→ Do this
Write out all lines holding the word "JSON".
-- START Dataset records --
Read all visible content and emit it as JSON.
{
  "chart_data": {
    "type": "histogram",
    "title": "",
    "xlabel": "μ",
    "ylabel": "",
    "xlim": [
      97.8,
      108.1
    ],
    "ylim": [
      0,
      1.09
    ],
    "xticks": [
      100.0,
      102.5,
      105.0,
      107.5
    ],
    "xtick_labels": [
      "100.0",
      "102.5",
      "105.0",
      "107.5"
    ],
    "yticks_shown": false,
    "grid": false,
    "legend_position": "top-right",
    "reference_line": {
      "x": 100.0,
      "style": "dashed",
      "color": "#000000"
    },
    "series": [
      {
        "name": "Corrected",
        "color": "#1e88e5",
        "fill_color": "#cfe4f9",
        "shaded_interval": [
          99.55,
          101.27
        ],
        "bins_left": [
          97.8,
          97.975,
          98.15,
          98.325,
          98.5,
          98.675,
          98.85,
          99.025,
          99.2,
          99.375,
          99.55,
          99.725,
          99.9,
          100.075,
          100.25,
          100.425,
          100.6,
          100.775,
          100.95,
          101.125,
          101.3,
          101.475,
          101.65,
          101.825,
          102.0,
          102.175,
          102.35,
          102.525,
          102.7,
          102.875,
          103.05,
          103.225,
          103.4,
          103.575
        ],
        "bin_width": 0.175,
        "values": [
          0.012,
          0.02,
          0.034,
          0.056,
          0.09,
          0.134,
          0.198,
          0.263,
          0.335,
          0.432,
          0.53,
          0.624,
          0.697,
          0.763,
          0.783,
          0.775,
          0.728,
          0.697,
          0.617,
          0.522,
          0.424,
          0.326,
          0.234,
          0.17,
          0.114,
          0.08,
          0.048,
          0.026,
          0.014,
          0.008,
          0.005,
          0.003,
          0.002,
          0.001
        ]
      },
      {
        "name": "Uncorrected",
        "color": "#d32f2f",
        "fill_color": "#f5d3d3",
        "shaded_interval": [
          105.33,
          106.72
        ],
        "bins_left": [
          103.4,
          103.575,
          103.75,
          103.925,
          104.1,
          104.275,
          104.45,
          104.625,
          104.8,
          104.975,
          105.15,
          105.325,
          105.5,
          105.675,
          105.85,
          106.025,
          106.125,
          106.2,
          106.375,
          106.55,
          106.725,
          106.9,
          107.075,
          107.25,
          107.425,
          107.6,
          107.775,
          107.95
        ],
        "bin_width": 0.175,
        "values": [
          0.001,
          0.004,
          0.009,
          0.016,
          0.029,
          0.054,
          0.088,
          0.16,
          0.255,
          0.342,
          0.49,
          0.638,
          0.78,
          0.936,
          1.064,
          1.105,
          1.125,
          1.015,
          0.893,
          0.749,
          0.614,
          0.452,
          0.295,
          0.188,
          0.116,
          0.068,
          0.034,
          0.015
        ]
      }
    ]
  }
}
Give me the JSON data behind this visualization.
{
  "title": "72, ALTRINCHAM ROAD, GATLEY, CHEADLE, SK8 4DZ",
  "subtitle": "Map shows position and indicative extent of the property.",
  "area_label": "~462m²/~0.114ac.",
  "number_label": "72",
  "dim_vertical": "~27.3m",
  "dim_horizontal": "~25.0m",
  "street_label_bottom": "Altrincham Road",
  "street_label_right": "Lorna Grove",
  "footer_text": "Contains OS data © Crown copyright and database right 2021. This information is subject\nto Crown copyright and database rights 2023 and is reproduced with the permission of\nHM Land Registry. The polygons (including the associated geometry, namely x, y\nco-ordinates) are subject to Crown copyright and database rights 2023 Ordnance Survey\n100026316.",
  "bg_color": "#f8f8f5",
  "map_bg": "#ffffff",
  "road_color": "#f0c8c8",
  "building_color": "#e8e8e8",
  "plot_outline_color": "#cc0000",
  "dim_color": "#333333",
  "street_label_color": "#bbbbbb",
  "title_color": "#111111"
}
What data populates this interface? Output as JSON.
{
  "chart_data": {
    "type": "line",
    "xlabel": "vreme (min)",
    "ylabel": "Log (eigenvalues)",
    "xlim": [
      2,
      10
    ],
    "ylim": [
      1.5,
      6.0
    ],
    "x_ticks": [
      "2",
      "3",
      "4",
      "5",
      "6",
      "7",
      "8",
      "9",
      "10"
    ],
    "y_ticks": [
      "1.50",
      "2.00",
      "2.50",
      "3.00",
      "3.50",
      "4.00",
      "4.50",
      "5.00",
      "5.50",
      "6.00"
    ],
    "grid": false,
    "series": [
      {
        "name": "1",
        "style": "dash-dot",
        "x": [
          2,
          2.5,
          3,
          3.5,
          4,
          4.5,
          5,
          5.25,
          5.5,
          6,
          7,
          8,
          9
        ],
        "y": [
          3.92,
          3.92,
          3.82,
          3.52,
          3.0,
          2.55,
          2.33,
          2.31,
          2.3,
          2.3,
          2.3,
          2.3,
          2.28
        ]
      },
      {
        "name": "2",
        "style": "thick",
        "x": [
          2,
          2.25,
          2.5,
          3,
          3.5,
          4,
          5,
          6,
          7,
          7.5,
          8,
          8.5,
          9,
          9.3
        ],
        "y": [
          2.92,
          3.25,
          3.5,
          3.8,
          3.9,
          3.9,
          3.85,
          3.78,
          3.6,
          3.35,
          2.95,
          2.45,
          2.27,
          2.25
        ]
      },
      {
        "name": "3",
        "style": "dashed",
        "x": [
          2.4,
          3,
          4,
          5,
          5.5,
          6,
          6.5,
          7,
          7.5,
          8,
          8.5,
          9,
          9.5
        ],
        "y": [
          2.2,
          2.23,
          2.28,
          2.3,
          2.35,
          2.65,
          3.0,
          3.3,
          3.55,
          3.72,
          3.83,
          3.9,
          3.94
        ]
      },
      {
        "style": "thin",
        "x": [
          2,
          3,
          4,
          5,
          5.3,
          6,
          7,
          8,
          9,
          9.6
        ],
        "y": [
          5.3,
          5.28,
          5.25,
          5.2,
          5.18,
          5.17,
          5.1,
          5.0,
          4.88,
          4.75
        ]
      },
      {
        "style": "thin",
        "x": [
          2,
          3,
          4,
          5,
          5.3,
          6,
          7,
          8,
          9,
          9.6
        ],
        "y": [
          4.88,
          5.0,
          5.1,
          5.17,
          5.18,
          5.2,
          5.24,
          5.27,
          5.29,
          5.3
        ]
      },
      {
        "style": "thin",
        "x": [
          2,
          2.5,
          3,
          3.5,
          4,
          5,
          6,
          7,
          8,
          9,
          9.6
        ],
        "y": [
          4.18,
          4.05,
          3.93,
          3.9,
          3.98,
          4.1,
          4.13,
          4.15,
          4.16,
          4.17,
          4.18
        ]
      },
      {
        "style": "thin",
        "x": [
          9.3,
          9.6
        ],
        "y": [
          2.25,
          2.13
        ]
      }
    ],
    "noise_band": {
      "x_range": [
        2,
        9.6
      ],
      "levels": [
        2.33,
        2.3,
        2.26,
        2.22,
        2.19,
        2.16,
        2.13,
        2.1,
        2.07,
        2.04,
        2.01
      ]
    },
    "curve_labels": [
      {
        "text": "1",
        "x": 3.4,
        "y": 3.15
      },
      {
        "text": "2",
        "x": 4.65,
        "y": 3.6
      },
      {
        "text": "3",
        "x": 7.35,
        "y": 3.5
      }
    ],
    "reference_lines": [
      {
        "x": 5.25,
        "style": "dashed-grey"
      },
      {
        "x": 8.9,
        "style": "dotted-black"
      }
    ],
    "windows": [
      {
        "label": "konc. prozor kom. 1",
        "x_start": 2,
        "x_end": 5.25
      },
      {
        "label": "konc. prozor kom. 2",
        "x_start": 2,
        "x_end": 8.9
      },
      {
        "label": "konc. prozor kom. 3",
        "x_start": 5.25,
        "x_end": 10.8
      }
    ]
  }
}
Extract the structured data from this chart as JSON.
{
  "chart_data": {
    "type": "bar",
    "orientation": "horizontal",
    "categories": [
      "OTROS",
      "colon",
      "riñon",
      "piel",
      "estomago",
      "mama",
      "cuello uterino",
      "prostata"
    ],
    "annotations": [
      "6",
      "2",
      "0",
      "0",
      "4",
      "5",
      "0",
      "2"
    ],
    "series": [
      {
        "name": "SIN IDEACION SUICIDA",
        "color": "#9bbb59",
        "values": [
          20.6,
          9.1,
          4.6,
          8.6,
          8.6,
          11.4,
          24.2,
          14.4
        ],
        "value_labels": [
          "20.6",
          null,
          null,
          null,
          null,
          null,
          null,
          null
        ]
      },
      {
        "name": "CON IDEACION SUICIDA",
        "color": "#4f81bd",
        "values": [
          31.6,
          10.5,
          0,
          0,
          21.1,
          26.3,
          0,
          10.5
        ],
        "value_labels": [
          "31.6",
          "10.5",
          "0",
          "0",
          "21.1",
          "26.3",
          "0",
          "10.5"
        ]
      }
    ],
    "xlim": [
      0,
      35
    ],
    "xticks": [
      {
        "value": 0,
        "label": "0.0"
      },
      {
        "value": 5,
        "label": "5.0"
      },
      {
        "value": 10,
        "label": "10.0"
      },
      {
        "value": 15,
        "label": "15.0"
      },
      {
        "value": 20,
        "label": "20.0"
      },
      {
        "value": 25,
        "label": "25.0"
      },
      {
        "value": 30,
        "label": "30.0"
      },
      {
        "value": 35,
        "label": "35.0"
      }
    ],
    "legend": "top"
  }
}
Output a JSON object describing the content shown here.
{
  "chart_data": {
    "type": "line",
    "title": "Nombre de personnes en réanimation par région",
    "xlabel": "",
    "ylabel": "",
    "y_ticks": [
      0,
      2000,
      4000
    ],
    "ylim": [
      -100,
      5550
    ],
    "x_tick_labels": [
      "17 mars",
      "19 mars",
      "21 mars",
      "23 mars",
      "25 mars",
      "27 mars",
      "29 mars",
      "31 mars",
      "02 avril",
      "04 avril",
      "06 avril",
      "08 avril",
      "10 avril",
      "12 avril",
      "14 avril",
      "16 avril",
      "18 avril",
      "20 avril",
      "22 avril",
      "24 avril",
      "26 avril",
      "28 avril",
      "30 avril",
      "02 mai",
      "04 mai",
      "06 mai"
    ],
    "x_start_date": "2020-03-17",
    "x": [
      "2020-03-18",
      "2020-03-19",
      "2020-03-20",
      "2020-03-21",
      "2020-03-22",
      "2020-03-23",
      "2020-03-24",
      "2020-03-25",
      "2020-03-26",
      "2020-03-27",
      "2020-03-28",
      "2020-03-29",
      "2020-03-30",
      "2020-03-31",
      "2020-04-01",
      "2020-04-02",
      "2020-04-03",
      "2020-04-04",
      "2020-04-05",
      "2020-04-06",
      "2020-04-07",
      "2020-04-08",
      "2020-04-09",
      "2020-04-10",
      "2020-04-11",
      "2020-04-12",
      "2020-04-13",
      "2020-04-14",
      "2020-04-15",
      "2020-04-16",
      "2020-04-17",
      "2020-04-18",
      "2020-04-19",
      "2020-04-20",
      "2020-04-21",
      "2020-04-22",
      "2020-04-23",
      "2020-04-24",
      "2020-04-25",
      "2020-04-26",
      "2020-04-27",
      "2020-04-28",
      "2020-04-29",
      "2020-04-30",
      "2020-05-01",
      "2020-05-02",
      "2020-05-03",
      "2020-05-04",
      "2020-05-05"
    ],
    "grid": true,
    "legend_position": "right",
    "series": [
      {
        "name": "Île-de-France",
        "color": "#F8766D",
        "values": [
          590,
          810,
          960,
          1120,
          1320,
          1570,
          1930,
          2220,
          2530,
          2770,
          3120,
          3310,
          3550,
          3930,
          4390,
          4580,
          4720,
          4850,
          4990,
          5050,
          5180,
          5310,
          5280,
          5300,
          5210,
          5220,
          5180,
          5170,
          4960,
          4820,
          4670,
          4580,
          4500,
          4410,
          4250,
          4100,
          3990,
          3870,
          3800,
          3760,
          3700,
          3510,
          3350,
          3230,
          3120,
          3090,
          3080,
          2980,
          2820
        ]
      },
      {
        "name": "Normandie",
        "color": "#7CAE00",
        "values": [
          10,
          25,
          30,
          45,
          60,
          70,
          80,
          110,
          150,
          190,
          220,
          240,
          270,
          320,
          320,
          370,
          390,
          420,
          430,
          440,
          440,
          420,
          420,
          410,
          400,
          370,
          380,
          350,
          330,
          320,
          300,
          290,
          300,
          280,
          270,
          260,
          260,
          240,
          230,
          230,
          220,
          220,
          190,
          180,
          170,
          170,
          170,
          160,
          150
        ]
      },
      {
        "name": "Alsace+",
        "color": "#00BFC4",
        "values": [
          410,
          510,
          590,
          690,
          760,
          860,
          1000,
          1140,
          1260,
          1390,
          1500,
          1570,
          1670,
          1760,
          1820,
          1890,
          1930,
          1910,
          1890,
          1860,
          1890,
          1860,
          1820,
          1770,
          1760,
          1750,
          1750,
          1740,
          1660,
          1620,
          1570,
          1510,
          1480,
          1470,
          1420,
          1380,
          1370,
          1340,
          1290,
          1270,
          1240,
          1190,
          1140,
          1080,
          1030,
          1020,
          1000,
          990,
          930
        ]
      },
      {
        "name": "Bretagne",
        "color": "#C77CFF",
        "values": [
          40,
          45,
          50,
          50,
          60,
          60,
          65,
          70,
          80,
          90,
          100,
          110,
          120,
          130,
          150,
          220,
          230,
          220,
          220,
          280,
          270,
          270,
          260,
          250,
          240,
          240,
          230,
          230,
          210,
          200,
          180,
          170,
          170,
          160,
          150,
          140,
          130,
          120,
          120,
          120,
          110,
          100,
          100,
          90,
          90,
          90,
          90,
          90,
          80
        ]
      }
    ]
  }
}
-- END Dataset records --
→ Exercise response
Read all visible content and emit it as JSON.
Give me the JSON data behind this visualization.
What data populates this interface? Output as JSON.
Extract the structured data from this chart as JSON.
Output a JSON object describing the content shown here.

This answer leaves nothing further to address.